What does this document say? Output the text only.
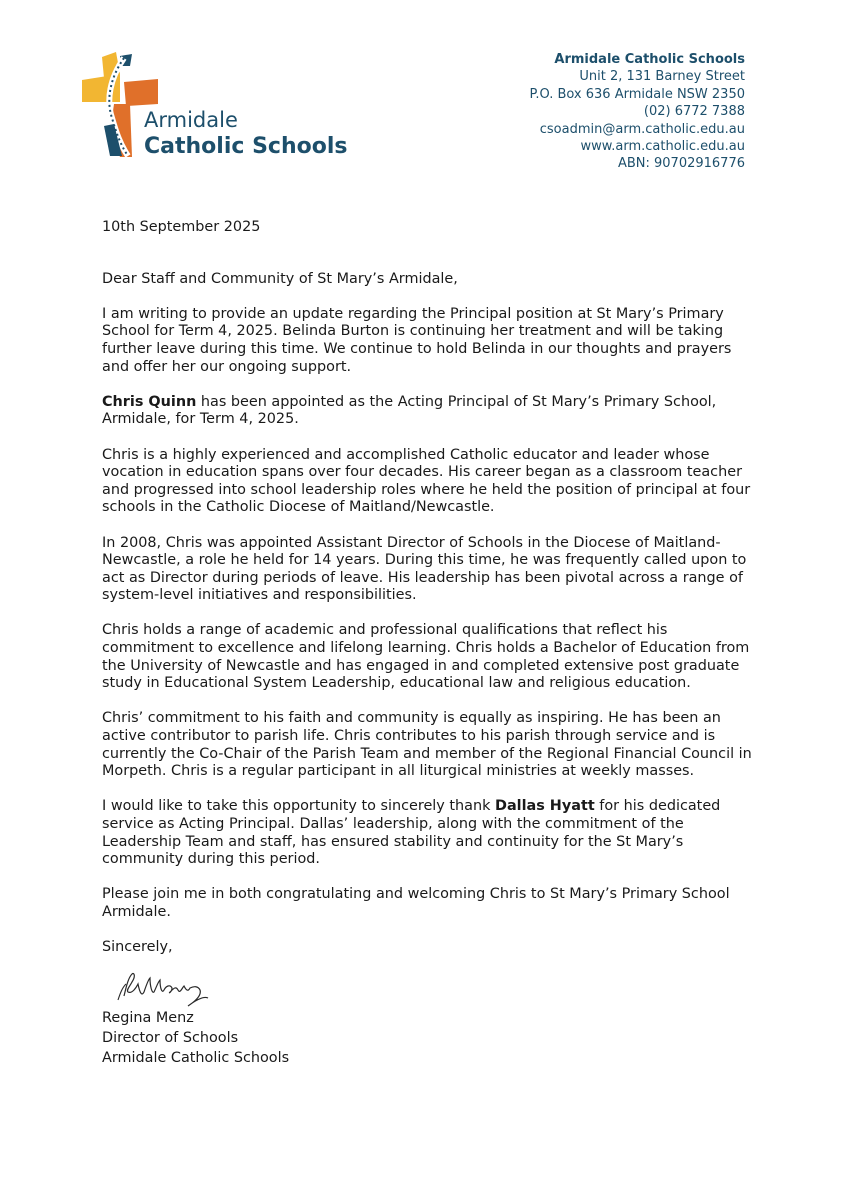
Armidale
Catholic Schools
Armidale Catholic Schools
Unit 2, 131 Barney Street
P.O. Box 636 Armidale NSW 2350
(02) 6772 7388
csoadmin@arm.catholic.edu.au
www.arm.catholic.edu.au
ABN: 90702916776

10th September 2025

Dear Staff and Community of St Mary’s Armidale,

I am writing to provide an update regarding the Principal position at St Mary’s Primary School for Term 4, 2025. Belinda Burton is continuing her treatment and will be taking further leave during this time. We continue to hold Belinda in our thoughts and prayers and offer her our ongoing support.

Chris Quinn has been appointed as the Acting Principal of St Mary’s Primary School, Armidale, for Term 4, 2025.

Chris is a highly experienced and accomplished Catholic educator and leader whose vocation in education spans over four decades. His career began as a classroom teacher and progressed into school leadership roles where he held the position of principal at four schools in the Catholic Diocese of Maitland/Newcastle.

In 2008, Chris was appointed Assistant Director of Schools in the Diocese of Maitland-Newcastle, a role he held for 14 years. During this time, he was frequently called upon to act as Director during periods of leave. His leadership has been pivotal across a range of system-level initiatives and responsibilities.

Chris holds a range of academic and professional qualifications that reflect his commitment to excellence and lifelong learning. Chris holds a Bachelor of Education from the University of Newcastle and has engaged in and completed extensive post graduate study in Educational System Leadership, educational law and religious education.

Chris’ commitment to his faith and community is equally as inspiring. He has been an active contributor to parish life. Chris contributes to his parish through service and is currently the Co-Chair of the Parish Team and member of the Regional Financial Council in Morpeth. Chris is a regular participant in all liturgical ministries at weekly masses.

I would like to take this opportunity to sincerely thank Dallas Hyatt for his dedicated service as Acting Principal. Dallas’ leadership, along with the commitment of the Leadership Team and staff, has ensured stability and continuity for the St Mary’s community during this period.

Please join me in both congratulating and welcoming Chris to St Mary’s Primary School Armidale.

Sincerely,

Regina Menz
Director of Schools
Armidale Catholic Schools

▶ Problem to work on:
Look through the data and show every line containing "Acting".

▶ The reply:
Chris Quinn has been appointed as the Acting Principal of St Mary’s Primary School, Armidale, for Term 4, 2025.
I would like to take this opportunity to sincerely thank Dallas Hyatt for his dedicated service as Acting Principal. Dallas’ leadership, along with the commitment of the Leadership Team and staff, has ensured stability and continuity for the St Mary’s community during this period.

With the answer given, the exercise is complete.